**本文抜粋:**
BYD、自社開発の4ナノ自動運転用チップを発表
(中国)
上海発
2026年06月09日
比亜迪(BYD)は5月28日、インテリジェント化戦略発表会を開催し、4ナノメートル(nm)プロセスの自動運転用チップ「璇玑A3」(Xuanji A3)を開発したと発表した。同社によれば、自社開発の自動運転用4nmチップは中国初だ。既に量産を開始し、L3およびL4(注1)の自動運転に対応する性能をもつとされる。
今回発表された新チップは、1台の車に3基を搭載することで演算能力は2,100TOPS(注2)を上回るほか、消費電力は同等製品比で20%低減したという。また、自社開発アルゴリズムとの最適化により計算効率は2倍となり、応答速度の向上に加え、複雑な運転環境への対応力が向上するとした。
王伝福董事長は発表会で、「電動化の前半戦は電池、スマート化の後半戦はチップが鍵となる」と述べた。また、自動車のスマート化に向けた3大目標として、(1)交通事故ゼロ、(2)運転支援のスーパー・ドライバー化、(3)人工知能(AI)の「スーパー秘書」化(注3) を掲げた。
同社は、2002年にIC設計部門(現在のBYD半導体の前身)を設立して以来、車載用半導体の開発を推進してきた。これまで、IGBTおよびSiCパワー半導体の量産車搭載を中国国内でいち早く実現し、国家科学技術進歩賞を2度受賞している。現在、13カテゴリー、567種類の製品を展開し、46の国内外自動車ブランドに採用されている。研究開発人員は7,000人を超え、累計投資額は1,000億元(約2兆3,000億円、1元=約23円)以上に上り、4つの研究拠点と5つのウエハー製造工場を保有している。

**課題項目:** BYDの自動運転用チップを扱った本文を、最後の文の後から書き継ぐこと。 記録はこの作業には一切関わらない。

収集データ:
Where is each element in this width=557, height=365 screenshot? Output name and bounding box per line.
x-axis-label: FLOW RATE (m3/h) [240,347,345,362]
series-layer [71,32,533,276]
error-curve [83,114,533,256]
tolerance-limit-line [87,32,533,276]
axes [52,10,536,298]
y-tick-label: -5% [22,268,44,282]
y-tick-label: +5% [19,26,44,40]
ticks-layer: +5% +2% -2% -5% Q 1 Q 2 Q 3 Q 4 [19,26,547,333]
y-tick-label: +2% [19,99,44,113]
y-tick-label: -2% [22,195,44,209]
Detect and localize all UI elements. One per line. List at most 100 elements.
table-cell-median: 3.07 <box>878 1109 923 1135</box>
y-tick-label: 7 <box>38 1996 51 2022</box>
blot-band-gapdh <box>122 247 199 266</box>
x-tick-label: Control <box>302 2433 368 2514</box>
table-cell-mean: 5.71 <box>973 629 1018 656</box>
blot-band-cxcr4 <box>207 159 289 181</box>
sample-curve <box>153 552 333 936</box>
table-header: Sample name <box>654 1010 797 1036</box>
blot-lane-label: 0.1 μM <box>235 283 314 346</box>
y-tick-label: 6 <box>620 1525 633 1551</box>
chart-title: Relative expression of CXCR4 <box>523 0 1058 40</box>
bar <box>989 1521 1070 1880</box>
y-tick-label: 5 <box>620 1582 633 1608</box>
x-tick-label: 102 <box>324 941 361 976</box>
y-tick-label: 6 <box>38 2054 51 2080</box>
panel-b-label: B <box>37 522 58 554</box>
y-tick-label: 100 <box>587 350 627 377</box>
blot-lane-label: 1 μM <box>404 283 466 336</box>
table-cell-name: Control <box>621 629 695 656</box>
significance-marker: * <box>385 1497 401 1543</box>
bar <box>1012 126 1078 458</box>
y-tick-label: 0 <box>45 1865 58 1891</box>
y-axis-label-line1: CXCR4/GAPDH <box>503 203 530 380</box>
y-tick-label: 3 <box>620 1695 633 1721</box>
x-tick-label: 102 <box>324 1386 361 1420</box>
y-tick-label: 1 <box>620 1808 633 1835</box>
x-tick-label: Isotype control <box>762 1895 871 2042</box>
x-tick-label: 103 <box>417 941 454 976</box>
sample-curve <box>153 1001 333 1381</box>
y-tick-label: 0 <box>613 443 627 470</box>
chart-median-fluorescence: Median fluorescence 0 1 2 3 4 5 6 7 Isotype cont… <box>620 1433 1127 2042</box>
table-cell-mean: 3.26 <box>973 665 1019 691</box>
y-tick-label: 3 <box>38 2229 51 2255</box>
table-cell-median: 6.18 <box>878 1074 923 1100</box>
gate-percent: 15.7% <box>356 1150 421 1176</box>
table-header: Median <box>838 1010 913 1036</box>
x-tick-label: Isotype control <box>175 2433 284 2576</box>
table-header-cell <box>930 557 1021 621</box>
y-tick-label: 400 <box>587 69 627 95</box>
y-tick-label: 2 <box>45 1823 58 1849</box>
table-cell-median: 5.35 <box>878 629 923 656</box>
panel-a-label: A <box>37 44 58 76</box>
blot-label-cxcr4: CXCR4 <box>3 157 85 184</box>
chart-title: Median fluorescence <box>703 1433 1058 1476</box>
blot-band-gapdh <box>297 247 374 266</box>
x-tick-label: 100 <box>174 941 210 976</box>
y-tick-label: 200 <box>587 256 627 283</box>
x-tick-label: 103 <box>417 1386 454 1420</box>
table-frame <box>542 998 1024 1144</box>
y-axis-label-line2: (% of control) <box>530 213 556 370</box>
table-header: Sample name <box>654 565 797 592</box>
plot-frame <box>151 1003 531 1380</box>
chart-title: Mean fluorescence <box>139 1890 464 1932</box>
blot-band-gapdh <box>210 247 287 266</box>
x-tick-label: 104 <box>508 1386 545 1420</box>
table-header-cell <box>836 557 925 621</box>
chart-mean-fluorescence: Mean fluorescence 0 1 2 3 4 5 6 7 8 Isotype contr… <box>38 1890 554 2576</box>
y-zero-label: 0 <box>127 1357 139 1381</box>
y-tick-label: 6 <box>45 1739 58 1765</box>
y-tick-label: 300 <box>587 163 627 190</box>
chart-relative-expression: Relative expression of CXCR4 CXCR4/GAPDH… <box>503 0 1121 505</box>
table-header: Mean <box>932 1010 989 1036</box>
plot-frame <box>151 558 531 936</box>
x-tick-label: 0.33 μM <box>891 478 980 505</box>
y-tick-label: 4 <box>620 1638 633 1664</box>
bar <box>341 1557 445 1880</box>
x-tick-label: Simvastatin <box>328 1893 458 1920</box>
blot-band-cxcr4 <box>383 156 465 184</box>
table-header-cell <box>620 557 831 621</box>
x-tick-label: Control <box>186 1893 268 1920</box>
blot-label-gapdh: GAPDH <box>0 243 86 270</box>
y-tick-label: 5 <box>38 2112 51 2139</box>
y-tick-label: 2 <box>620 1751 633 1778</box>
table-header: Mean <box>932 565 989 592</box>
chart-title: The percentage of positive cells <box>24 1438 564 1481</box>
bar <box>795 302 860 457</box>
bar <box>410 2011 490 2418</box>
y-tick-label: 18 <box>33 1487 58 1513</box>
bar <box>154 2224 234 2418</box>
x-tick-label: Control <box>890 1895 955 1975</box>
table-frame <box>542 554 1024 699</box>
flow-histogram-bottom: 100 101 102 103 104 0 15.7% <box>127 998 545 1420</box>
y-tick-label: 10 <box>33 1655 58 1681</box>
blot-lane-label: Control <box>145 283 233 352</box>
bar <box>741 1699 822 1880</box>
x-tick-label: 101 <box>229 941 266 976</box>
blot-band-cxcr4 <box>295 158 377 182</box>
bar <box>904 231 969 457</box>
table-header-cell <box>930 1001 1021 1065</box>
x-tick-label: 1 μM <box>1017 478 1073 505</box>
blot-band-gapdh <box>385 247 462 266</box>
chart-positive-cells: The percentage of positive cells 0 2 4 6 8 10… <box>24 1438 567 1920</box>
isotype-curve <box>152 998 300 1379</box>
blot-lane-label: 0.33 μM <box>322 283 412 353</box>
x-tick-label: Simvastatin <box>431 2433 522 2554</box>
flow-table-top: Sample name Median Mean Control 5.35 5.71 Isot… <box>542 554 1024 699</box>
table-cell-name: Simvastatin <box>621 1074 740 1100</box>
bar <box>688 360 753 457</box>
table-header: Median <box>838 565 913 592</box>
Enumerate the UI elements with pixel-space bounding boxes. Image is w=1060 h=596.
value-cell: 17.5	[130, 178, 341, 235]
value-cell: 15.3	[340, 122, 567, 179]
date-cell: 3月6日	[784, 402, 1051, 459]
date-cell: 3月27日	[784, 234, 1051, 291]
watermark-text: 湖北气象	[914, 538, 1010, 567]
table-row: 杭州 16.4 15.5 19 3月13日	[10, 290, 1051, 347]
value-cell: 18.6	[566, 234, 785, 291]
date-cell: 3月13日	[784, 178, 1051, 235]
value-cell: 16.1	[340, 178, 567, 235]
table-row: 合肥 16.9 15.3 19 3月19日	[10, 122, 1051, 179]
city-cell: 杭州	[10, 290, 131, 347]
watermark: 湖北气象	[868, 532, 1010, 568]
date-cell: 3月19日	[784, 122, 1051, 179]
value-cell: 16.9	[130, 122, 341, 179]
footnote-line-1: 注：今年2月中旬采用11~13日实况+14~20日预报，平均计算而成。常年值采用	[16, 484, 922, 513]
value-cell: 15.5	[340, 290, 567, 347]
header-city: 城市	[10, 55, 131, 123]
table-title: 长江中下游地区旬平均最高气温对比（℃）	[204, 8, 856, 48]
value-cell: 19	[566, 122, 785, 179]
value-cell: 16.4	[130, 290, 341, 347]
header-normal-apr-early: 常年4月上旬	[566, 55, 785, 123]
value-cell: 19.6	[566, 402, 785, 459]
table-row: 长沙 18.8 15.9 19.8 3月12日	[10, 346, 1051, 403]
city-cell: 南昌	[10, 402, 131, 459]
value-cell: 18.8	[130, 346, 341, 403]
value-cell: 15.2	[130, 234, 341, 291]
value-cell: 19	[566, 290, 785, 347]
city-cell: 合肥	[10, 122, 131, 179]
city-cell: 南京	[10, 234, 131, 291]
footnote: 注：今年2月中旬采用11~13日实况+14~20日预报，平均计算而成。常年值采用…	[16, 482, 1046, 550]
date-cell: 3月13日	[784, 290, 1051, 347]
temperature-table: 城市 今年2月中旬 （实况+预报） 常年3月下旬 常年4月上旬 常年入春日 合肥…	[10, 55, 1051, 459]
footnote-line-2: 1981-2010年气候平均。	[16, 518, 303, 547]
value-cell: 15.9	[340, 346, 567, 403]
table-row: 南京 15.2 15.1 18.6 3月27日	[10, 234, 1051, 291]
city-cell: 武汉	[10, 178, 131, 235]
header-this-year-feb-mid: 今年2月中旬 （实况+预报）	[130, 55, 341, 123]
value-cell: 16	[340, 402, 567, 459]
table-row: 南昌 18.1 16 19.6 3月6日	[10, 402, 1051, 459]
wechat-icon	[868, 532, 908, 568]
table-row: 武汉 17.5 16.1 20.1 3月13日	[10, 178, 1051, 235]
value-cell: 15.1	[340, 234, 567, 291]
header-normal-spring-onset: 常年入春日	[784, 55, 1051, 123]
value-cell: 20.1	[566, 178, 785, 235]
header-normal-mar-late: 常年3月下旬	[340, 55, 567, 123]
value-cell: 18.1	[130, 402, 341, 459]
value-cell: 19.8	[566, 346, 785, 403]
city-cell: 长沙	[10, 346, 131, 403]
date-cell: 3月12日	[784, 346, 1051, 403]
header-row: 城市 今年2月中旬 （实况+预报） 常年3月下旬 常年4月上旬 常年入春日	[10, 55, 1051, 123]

**演習の結果:**
運転支援システムの安全補償も拡充
さらに、運転支援システム「天神之眼」を対象に、安全補償の拡充も発表した。2025年2月、同社は全車種に「天神之眼」を標準搭載する方針を発表した(2025年2月18日記事参照)。同年7月に自動駐車支援機能の安全補償制度を導入して以降、同機能の利用率は当初の21%から現在は93%まで向上し、事故発生率もゼロに近い水準となっているという。今回、新たに都市部における自動運転支援機能を対象とした安全保証を打ち出し、発表会当日から1年間、同機能の適正利用時に発生した事故について、直接損失(車両修理費、第三者財産損失、人身損害)を同社が補償するとした。
(注1)中国工業情報化部による「汽車駕駛自動化分級(自動車運転自動化分類)」の国家標準で、自動運転レベルの1つ。L0からL5まで6段階あり、L4は高度自動運転と定義されている。
(注2)TOPSはテラ・オペレーション・パー・セカンドの略で演算処理回数の単位。1秒当たり1兆回の意。
(注3)「スーパー秘書」は、スマートカーにAI機能を組み込み、あらゆる質問に応答できるようにするもの。